◆ **Required task**: Find how many lines of the listing below include the word "help", then report the number by itself.

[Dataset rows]

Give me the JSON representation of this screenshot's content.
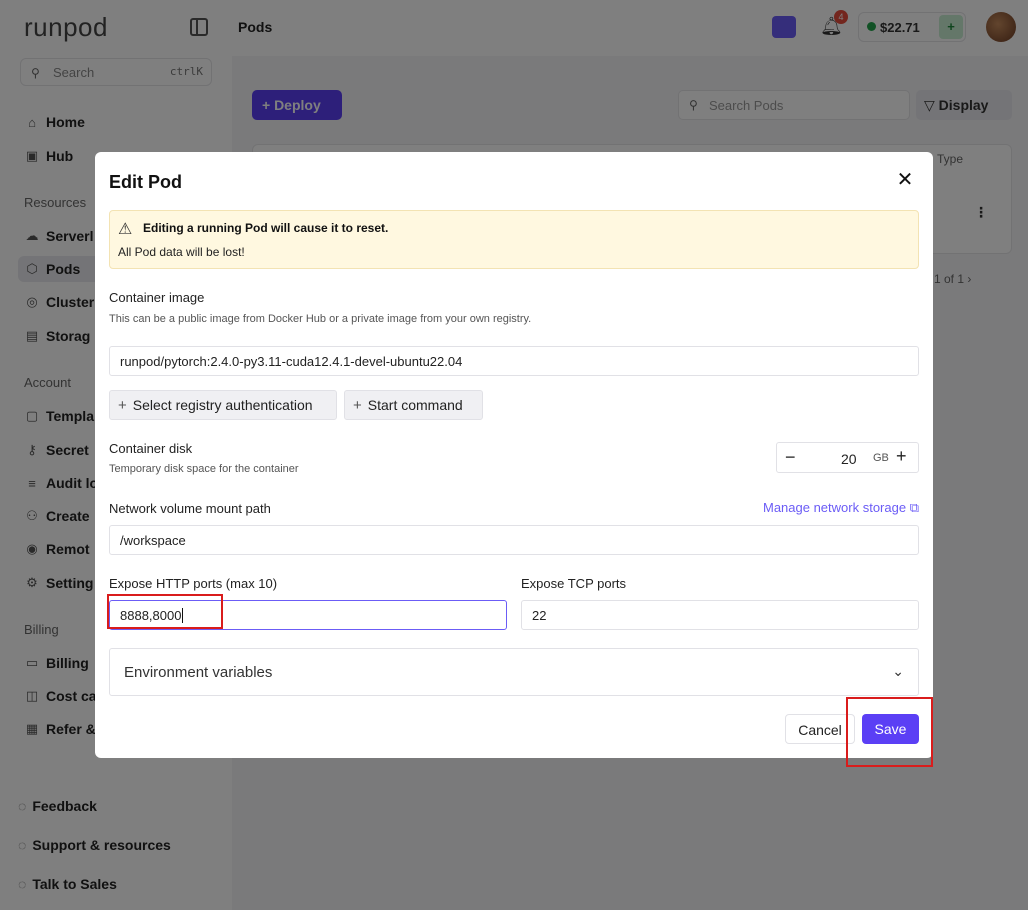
{
  "app": {
    "logo": "runpod",
    "page_title": "Pods",
    "search": {
      "placeholder": "Search",
      "shortcut": "ctrlK"
    },
    "nav": {
      "home": "Home",
      "hub": "Hub",
      "resources_section": "Resources",
      "serverless": "Serverl",
      "pods": "Pods",
      "clusters": "Cluster",
      "storage": "Storag",
      "account_section": "Account",
      "templates": "Templa",
      "secrets": "Secret",
      "audit_logs": "Audit lo",
      "create": "Create",
      "remote": "Remot",
      "settings": "Setting",
      "billing_section": "Billing",
      "billing": "Billing",
      "cost": "Cost ca",
      "refer": "Refer &"
    },
    "bottom": {
      "feedback": "Feedback",
      "support": "Support & resources",
      "sales": "Talk to Sales"
    },
    "topbar": {
      "notifications_count": "4",
      "balance": "$22.71"
    },
    "main": {
      "deploy_label": "+ Deploy",
      "search_placeholder": "Search Pods",
      "display_label": "Display",
      "col_type": "Type",
      "pager": "1 of 1"
    }
  },
  "modal": {
    "title": "Edit Pod",
    "warning": {
      "title": "Editing a running Pod will cause it to reset.",
      "body": "All Pod data will be lost!"
    },
    "container_image": {
      "label": "Container image",
      "help": "This can be a public image from Docker Hub or a private image from your own registry.",
      "value": "runpod/pytorch:2.4.0-py3.11-cuda12.4.1-devel-ubuntu22.04"
    },
    "buttons": {
      "registry_auth": "Select registry authentication",
      "start_command": "Start command",
      "cancel": "Cancel",
      "save": "Save"
    },
    "container_disk": {
      "label": "Container disk",
      "help": "Temporary disk space for the container",
      "value": "20",
      "unit": "GB"
    },
    "network_volume": {
      "label": "Network volume mount path",
      "manage_link": "Manage network storage",
      "value": "/workspace"
    },
    "http_ports": {
      "label": "Expose HTTP ports (max 10)",
      "value": "8888,8000"
    },
    "tcp_ports": {
      "label": "Expose TCP ports",
      "value": "22"
    },
    "env_vars": {
      "label": "Environment variables"
    }
  },
  "colors": {
    "accent": "#5b3ff5",
    "link": "#6b5cf6",
    "warning_bg": "#fff8e0",
    "highlight": "#d91c1c"
  }
}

◆ **Written solution**: 2